╔══

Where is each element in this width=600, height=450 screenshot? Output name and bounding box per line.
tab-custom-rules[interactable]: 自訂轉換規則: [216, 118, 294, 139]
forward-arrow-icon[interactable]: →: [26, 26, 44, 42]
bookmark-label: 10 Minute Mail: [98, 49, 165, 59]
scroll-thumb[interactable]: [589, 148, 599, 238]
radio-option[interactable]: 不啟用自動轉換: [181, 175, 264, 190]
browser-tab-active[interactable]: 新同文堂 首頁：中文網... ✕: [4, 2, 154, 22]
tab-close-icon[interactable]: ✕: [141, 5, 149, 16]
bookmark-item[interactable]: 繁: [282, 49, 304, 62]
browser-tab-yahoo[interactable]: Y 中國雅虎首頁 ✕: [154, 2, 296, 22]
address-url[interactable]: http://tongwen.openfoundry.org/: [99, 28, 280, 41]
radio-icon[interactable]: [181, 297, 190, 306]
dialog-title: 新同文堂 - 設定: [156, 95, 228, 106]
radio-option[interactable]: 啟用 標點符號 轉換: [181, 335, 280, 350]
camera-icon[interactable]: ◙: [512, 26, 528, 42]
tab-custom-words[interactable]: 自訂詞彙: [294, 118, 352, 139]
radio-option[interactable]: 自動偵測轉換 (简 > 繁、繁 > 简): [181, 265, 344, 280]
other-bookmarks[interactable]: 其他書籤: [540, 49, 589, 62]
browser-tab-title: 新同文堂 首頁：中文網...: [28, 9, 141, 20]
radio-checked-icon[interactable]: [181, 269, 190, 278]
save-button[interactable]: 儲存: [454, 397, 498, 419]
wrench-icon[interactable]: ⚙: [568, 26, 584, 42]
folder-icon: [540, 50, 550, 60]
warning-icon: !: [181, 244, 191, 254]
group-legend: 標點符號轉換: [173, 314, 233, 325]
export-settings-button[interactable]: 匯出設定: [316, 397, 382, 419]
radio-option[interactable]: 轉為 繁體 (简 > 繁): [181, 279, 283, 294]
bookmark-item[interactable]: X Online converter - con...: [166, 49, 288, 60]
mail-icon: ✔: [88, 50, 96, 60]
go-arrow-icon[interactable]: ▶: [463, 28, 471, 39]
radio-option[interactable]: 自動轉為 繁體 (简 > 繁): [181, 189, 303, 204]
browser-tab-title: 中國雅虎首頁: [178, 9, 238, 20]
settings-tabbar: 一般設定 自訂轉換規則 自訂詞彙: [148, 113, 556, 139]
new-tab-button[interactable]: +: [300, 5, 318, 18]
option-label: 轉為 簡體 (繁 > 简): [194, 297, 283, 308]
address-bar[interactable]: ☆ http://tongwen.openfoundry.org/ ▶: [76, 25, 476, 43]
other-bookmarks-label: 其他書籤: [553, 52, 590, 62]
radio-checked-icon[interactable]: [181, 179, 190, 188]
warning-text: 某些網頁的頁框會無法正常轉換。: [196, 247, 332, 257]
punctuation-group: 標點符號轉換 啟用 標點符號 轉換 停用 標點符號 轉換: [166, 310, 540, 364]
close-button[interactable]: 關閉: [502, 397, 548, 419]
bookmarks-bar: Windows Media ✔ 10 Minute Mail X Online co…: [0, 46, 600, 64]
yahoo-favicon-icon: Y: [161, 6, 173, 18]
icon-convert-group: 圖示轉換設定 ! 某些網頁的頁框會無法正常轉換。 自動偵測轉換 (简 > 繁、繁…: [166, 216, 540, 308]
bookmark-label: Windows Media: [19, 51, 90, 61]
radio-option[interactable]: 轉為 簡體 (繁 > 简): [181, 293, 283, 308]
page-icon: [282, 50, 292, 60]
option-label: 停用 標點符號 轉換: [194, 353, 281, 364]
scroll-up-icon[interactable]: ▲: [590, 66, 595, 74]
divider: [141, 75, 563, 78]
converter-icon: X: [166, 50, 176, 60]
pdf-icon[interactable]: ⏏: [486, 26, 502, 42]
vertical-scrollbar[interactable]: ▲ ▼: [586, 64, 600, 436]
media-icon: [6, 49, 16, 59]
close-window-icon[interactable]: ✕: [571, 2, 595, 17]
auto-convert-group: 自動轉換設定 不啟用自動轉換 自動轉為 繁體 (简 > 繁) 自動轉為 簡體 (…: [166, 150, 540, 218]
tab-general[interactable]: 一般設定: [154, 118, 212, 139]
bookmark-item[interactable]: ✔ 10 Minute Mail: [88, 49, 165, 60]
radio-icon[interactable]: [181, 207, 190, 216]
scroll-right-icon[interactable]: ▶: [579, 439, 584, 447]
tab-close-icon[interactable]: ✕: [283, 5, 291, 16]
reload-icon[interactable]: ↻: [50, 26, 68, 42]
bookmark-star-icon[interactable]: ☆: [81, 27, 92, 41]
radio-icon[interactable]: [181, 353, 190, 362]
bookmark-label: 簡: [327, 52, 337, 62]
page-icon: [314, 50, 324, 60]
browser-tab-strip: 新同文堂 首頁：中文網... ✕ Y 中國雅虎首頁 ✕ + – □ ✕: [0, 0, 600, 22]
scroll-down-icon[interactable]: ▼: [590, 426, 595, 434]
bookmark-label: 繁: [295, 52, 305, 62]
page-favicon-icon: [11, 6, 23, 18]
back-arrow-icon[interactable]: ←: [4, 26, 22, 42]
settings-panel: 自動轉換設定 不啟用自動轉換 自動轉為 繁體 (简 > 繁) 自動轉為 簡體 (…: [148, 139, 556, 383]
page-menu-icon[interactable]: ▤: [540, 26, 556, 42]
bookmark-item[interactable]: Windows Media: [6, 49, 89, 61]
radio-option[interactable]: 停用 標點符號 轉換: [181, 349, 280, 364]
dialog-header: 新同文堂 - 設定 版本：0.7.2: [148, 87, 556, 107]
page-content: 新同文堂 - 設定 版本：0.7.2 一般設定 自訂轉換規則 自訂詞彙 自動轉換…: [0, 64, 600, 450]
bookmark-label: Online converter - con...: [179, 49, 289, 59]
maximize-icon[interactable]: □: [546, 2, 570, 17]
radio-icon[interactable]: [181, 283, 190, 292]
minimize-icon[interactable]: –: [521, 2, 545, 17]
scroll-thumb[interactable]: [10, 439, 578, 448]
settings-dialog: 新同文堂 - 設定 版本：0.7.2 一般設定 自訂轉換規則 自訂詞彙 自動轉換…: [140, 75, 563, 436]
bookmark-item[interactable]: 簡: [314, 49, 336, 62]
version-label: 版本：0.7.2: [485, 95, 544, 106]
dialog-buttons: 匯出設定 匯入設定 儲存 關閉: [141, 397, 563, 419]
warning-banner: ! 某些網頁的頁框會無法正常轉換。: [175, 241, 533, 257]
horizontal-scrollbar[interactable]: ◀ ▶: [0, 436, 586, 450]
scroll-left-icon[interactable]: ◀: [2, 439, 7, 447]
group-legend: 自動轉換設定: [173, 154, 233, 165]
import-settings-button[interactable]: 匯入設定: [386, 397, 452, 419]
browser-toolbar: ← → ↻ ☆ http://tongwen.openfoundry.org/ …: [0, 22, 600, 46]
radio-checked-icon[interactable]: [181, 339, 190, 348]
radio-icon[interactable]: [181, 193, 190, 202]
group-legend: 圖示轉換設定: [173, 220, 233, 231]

╚══

■ Instructions for the task: Can you repeat the items above with every "radio-option" switched to "radio-choice", leaving all else the same?

■ Exercise response:
Where is each element in this width=600, height=450 screenshot? Output name and bounding box per line.
tab-custom-rules[interactable]: 自訂轉換規則: [216, 118, 294, 139]
forward-arrow-icon[interactable]: →: [26, 26, 44, 42]
bookmark-label: 10 Minute Mail: [98, 49, 165, 59]
scroll-thumb[interactable]: [589, 148, 599, 238]
radio-choice[interactable]: 不啟用自動轉換: [181, 175, 264, 190]
browser-tab-active[interactable]: 新同文堂 首頁：中文網... ✕: [4, 2, 154, 22]
tab-close-icon[interactable]: ✕: [141, 5, 149, 16]
bookmark-item[interactable]: 繁: [282, 49, 304, 62]
browser-tab-yahoo[interactable]: Y 中國雅虎首頁 ✕: [154, 2, 296, 22]
address-url[interactable]: http://tongwen.openfoundry.org/: [99, 28, 280, 41]
radio-icon[interactable]: [181, 297, 190, 306]
dialog-title: 新同文堂 - 設定: [156, 95, 228, 106]
radio-choice[interactable]: 啟用 標點符號 轉換: [181, 335, 280, 350]
camera-icon[interactable]: ◙: [512, 26, 528, 42]
tab-custom-words[interactable]: 自訂詞彙: [294, 118, 352, 139]
radio-choice[interactable]: 自動偵測轉換 (简 > 繁、繁 > 简): [181, 265, 344, 280]
other-bookmarks[interactable]: 其他書籤: [540, 49, 589, 62]
browser-tab-title: 新同文堂 首頁：中文網...: [28, 9, 141, 20]
radio-checked-icon[interactable]: [181, 269, 190, 278]
save-button[interactable]: 儲存: [454, 397, 498, 419]
wrench-icon[interactable]: ⚙: [568, 26, 584, 42]
folder-icon: [540, 50, 550, 60]
warning-icon: !: [181, 244, 191, 254]
group-legend: 標點符號轉換: [173, 314, 233, 325]
export-settings-button[interactable]: 匯出設定: [316, 397, 382, 419]
radio-choice[interactable]: 轉為 繁體 (简 > 繁): [181, 279, 283, 294]
bookmark-item[interactable]: X Online converter - con...: [166, 49, 288, 60]
mail-icon: ✔: [88, 50, 96, 60]
go-arrow-icon[interactable]: ▶: [463, 28, 471, 39]
radio-choice[interactable]: 自動轉為 繁體 (简 > 繁): [181, 189, 303, 204]
browser-tab-title: 中國雅虎首頁: [178, 9, 238, 20]
settings-tabbar: 一般設定 自訂轉換規則 自訂詞彙: [148, 113, 556, 139]
new-tab-button[interactable]: +: [300, 5, 318, 18]
option-label: 轉為 簡體 (繁 > 简): [194, 297, 283, 308]
address-bar[interactable]: ☆ http://tongwen.openfoundry.org/ ▶: [76, 25, 476, 43]
other-bookmarks-label: 其他書籤: [553, 52, 590, 62]
radio-checked-icon[interactable]: [181, 179, 190, 188]
warning-text: 某些網頁的頁框會無法正常轉換。: [196, 247, 332, 257]
punctuation-group: 標點符號轉換 啟用 標點符號 轉換 停用 標點符號 轉換: [166, 310, 540, 364]
close-button[interactable]: 關閉: [502, 397, 548, 419]
bookmarks-bar: Windows Media ✔ 10 Minute Mail X Online co…: [0, 46, 600, 64]
yahoo-favicon-icon: Y: [161, 6, 173, 18]
icon-convert-group: 圖示轉換設定 ! 某些網頁的頁框會無法正常轉換。 自動偵測轉換 (简 > 繁、繁…: [166, 216, 540, 308]
bookmark-label: Windows Media: [19, 51, 90, 61]
radio-choice[interactable]: 轉為 簡體 (繁 > 简): [181, 293, 283, 308]
page-icon: [282, 50, 292, 60]
option-label: 停用 標點符號 轉換: [194, 353, 281, 364]
scroll-up-icon[interactable]: ▲: [590, 66, 595, 74]
divider: [141, 75, 563, 78]
converter-icon: X: [166, 50, 176, 60]
pdf-icon[interactable]: ⏏: [486, 26, 502, 42]
vertical-scrollbar[interactable]: ▲ ▼: [586, 64, 600, 436]
media-icon: [6, 49, 16, 59]
close-window-icon[interactable]: ✕: [571, 2, 595, 17]
auto-convert-group: 自動轉換設定 不啟用自動轉換 自動轉為 繁體 (简 > 繁) 自動轉為 簡體 (…: [166, 150, 540, 218]
tab-general[interactable]: 一般設定: [154, 118, 212, 139]
bookmark-item[interactable]: ✔ 10 Minute Mail: [88, 49, 165, 60]
radio-icon[interactable]: [181, 207, 190, 216]
scroll-right-icon[interactable]: ▶: [579, 439, 584, 447]
tab-close-icon[interactable]: ✕: [283, 5, 291, 16]
reload-icon[interactable]: ↻: [50, 26, 68, 42]
bookmark-star-icon[interactable]: ☆: [81, 27, 92, 41]
radio-icon[interactable]: [181, 353, 190, 362]
bookmark-label: 簡: [327, 52, 337, 62]
page-icon: [314, 50, 324, 60]
browser-tab-strip: 新同文堂 首頁：中文網... ✕ Y 中國雅虎首頁 ✕ + – □ ✕: [0, 0, 600, 22]
scroll-down-icon[interactable]: ▼: [590, 426, 595, 434]
bookmark-label: 繁: [295, 52, 305, 62]
page-favicon-icon: [11, 6, 23, 18]
back-arrow-icon[interactable]: ←: [4, 26, 22, 42]
settings-panel: 自動轉換設定 不啟用自動轉換 自動轉為 繁體 (简 > 繁) 自動轉為 簡體 (…: [148, 139, 556, 383]
page-menu-icon[interactable]: ▤: [540, 26, 556, 42]
bookmark-item[interactable]: Windows Media: [6, 49, 89, 61]
radio-choice[interactable]: 停用 標點符號 轉換: [181, 349, 280, 364]
dialog-header: 新同文堂 - 設定 版本：0.7.2: [148, 87, 556, 107]
page-content: 新同文堂 - 設定 版本：0.7.2 一般設定 自訂轉換規則 自訂詞彙 自動轉換…: [0, 64, 600, 450]
bookmark-label: Online converter - con...: [179, 49, 289, 59]
maximize-icon[interactable]: □: [546, 2, 570, 17]
radio-icon[interactable]: [181, 283, 190, 292]
minimize-icon[interactable]: –: [521, 2, 545, 17]
scroll-thumb[interactable]: [10, 439, 578, 448]
settings-dialog: 新同文堂 - 設定 版本：0.7.2 一般設定 自訂轉換規則 自訂詞彙 自動轉換…: [140, 75, 563, 436]
bookmark-item[interactable]: 簡: [314, 49, 336, 62]
version-label: 版本：0.7.2: [485, 95, 544, 106]
dialog-buttons: 匯出設定 匯入設定 儲存 關閉: [141, 397, 563, 419]
warning-banner: ! 某些網頁的頁框會無法正常轉換。: [175, 241, 533, 257]
horizontal-scrollbar[interactable]: ◀ ▶: [0, 436, 586, 450]
scroll-left-icon[interactable]: ◀: [2, 439, 7, 447]
group-legend: 自動轉換設定: [173, 154, 233, 165]
import-settings-button[interactable]: 匯入設定: [386, 397, 452, 419]
browser-toolbar: ← → ↻ ☆ http://tongwen.openfoundry.org/ …: [0, 22, 600, 46]
radio-checked-icon[interactable]: [181, 339, 190, 348]
radio-icon[interactable]: [181, 193, 190, 202]
group-legend: 圖示轉換設定: [173, 220, 233, 231]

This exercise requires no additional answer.